Restate the full set of records exactly, without adding or dropping a word.
-- BEGIN TASK INPUTS --
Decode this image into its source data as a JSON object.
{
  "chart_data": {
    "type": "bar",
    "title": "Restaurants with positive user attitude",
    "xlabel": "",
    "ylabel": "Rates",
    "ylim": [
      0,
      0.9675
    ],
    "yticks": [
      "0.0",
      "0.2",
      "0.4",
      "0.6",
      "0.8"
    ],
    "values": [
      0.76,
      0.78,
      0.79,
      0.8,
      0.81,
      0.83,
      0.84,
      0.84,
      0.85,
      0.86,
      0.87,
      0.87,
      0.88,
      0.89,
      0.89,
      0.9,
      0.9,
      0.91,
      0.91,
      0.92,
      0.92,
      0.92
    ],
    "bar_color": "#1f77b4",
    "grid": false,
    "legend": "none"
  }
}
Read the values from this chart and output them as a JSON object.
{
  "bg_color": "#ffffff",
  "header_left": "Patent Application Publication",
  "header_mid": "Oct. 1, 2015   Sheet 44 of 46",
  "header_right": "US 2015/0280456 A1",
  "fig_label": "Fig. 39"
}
-- END TASK INPUTS --
**ANSWER TO THIS TASK**:
Decode this image into its source data as a JSON object.
{
  "chart_data": {
    "type": "bar",
    "title": "Restaurants with positive user attitude",
    "xlabel": "",
    "ylabel": "Rates",
    "ylim": [
      0,
      0.9675
    ],
    "yticks": [
      "0.0",
      "0.2",
      "0.4",
      "0.6",
      "0.8"
    ],
    "values": [
      0.76,
      0.78,
      0.79,
      0.8,
      0.81,
      0.83,
      0.84,
      0.84,
      0.85,
      0.86,
      0.87,
      0.87,
      0.88,
      0.89,
      0.89,
      0.9,
      0.9,
      0.91,
      0.91,
      0.92,
      0.92,
      0.92
    ],
    "bar_color": "#1f77b4",
    "grid": false,
    "legend": "none"
  }
}
Read the values from this chart and output them as a JSON object.
{
  "bg_color": "#ffffff",
  "header_left": "Patent Application Publication",
  "header_mid": "Oct. 1, 2015   Sheet 44 of 46",
  "header_right": "US 2015/0280456 A1",
  "fig_label": "Fig. 39"
}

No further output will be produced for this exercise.